### STATED PROBLEM:
Print every entry exactly as written.

### EXERCISE MATERIALS:
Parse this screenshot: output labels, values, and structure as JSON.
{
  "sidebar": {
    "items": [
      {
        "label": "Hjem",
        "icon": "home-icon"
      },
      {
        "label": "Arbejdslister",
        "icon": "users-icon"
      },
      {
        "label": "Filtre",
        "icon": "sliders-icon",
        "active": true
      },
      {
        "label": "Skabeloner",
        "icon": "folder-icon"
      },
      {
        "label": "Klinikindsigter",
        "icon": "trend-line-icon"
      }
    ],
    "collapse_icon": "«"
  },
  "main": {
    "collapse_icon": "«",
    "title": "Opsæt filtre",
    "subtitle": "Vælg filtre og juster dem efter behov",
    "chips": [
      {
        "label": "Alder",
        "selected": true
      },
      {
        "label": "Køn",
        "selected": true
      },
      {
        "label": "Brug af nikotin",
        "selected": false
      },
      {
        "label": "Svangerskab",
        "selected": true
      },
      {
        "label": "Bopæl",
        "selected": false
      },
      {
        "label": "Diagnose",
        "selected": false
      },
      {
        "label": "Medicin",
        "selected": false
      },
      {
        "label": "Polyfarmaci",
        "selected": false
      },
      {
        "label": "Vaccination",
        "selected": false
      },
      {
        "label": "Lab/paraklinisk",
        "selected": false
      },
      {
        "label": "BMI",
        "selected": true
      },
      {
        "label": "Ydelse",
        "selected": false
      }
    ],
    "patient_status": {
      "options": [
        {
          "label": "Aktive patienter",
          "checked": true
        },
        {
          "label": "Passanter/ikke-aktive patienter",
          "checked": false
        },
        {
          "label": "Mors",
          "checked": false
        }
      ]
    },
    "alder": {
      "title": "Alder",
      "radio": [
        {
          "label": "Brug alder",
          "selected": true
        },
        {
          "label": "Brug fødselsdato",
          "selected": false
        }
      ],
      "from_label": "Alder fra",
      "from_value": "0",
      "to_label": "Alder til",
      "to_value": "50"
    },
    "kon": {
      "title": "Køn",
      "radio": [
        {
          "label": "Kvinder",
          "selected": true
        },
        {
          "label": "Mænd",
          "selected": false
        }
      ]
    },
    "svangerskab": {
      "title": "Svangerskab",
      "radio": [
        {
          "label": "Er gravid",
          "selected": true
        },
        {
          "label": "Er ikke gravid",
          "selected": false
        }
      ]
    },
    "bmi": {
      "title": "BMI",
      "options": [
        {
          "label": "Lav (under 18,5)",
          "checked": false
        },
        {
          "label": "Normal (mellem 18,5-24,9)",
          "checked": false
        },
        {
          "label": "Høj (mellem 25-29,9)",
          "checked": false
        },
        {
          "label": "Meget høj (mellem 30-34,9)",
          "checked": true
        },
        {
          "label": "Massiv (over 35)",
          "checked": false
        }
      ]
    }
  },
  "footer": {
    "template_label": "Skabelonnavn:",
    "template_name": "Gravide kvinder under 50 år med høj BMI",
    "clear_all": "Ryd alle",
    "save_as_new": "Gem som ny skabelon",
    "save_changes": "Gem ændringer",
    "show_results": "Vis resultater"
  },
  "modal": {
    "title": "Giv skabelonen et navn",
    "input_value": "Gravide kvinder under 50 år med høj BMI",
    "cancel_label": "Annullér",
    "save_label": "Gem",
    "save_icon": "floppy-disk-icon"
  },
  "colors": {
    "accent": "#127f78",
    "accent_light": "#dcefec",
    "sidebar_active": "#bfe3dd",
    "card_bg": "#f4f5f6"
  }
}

### RESULT OF THIS EXERCISE:
Parse this screenshot: output labels, values, and structure as JSON.
{
  "sidebar": {
    "items": [
      {
        "label": "Hjem",
        "icon": "home-icon"
      },
      {
        "label": "Arbejdslister",
        "icon": "users-icon"
      },
      {
        "label": "Filtre",
        "icon": "sliders-icon",
        "active": true
      },
      {
        "label": "Skabeloner",
        "icon": "folder-icon"
      },
      {
        "label": "Klinikindsigter",
        "icon": "trend-line-icon"
      }
    ],
    "collapse_icon": "«"
  },
  "main": {
    "collapse_icon": "«",
    "title": "Opsæt filtre",
    "subtitle": "Vælg filtre og juster dem efter behov",
    "chips": [
      {
        "label": "Alder",
        "selected": true
      },
      {
        "label": "Køn",
        "selected": true
      },
      {
        "label": "Brug af nikotin",
        "selected": false
      },
      {
        "label": "Svangerskab",
        "selected": true
      },
      {
        "label": "Bopæl",
        "selected": false
      },
      {
        "label": "Diagnose",
        "selected": false
      },
      {
        "label": "Medicin",
        "selected": false
      },
      {
        "label": "Polyfarmaci",
        "selected": false
      },
      {
        "label": "Vaccination",
        "selected": false
      },
      {
        "label": "Lab/paraklinisk",
        "selected": false
      },
      {
        "label": "BMI",
        "selected": true
      },
      {
        "label": "Ydelse",
        "selected": false
      }
    ],
    "patient_status": {
      "options": [
        {
          "label": "Aktive patienter",
          "checked": true
        },
        {
          "label": "Passanter/ikke-aktive patienter",
          "checked": false
        },
        {
          "label": "Mors",
          "checked": false
        }
      ]
    },
    "alder": {
      "title": "Alder",
      "radio": [
        {
          "label": "Brug alder",
          "selected": true
        },
        {
          "label": "Brug fødselsdato",
          "selected": false
        }
      ],
      "from_label": "Alder fra",
      "from_value": "0",
      "to_label": "Alder til",
      "to_value": "50"
    },
    "kon": {
      "title": "Køn",
      "radio": [
        {
          "label": "Kvinder",
          "selected": true
        },
        {
          "label": "Mænd",
          "selected": false
        }
      ]
    },
    "svangerskab": {
      "title": "Svangerskab",
      "radio": [
        {
          "label": "Er gravid",
          "selected": true
        },
        {
          "label": "Er ikke gravid",
          "selected": false
        }
      ]
    },
    "bmi": {
      "title": "BMI",
      "options": [
        {
          "label": "Lav (under 18,5)",
          "checked": false
        },
        {
          "label": "Normal (mellem 18,5-24,9)",
          "checked": false
        },
        {
          "label": "Høj (mellem 25-29,9)",
          "checked": false
        },
        {
          "label": "Meget høj (mellem 30-34,9)",
          "checked": true
        },
        {
          "label": "Massiv (over 35)",
          "checked": false
        }
      ]
    }
  },
  "footer": {
    "template_label": "Skabelonnavn:",
    "template_name": "Gravide kvinder under 50 år med høj BMI",
    "clear_all": "Ryd alle",
    "save_as_new": "Gem som ny skabelon",
    "save_changes": "Gem ændringer",
    "show_results": "Vis resultater"
  },
  "modal": {
    "title": "Giv skabelonen et navn",
    "input_value": "Gravide kvinder under 50 år med høj BMI",
    "cancel_label": "Annullér",
    "save_label": "Gem",
    "save_icon": "floppy-disk-icon"
  },
  "colors": {
    "accent": "#127f78",
    "accent_light": "#dcefec",
    "sidebar_active": "#bfe3dd",
    "card_bg": "#f4f5f6"
  }
}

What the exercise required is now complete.